* _RAW DATA_:
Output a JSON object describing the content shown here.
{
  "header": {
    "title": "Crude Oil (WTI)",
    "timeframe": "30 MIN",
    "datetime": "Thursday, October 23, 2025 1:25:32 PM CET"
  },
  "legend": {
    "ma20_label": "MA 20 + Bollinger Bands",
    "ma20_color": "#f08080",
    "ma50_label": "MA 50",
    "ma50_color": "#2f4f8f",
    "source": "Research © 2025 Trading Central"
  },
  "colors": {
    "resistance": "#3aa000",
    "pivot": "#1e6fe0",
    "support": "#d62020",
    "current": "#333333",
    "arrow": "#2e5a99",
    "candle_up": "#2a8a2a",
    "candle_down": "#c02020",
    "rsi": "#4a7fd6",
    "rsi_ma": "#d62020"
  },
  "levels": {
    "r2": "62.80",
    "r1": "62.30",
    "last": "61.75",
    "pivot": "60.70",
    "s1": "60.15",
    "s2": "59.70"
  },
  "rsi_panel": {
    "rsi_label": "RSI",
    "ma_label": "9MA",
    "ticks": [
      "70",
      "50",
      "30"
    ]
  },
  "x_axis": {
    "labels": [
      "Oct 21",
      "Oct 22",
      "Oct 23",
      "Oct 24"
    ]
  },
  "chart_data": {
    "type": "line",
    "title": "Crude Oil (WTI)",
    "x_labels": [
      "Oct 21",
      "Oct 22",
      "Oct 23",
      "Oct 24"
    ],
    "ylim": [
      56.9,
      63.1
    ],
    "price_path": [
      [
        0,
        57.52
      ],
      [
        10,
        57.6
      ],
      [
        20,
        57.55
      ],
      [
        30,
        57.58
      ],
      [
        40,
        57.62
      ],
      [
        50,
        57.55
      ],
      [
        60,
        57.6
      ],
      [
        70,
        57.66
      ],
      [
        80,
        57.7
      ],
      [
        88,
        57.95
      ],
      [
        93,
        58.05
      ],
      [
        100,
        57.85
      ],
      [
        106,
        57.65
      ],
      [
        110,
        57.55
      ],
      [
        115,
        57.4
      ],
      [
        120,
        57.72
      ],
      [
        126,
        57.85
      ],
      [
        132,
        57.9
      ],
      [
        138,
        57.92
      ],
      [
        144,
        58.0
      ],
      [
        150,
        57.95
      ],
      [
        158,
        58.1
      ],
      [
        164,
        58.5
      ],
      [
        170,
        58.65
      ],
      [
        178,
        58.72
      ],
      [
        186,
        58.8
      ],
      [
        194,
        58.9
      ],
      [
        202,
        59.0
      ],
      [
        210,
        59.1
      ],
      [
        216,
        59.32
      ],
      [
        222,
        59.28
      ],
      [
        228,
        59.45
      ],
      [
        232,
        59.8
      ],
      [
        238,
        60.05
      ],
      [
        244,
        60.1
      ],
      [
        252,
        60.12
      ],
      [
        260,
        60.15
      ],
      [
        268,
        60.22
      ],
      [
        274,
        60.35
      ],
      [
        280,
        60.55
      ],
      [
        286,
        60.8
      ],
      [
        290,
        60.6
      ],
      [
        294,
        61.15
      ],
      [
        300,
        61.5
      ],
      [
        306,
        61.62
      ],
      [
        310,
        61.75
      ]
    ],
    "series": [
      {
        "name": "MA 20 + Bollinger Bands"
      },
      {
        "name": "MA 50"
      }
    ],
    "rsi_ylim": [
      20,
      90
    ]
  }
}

* _AIM OF THE TASK_:
Going through the data, tally the lines containing "name" and report only the result.

* _FULL ANSWER_:
2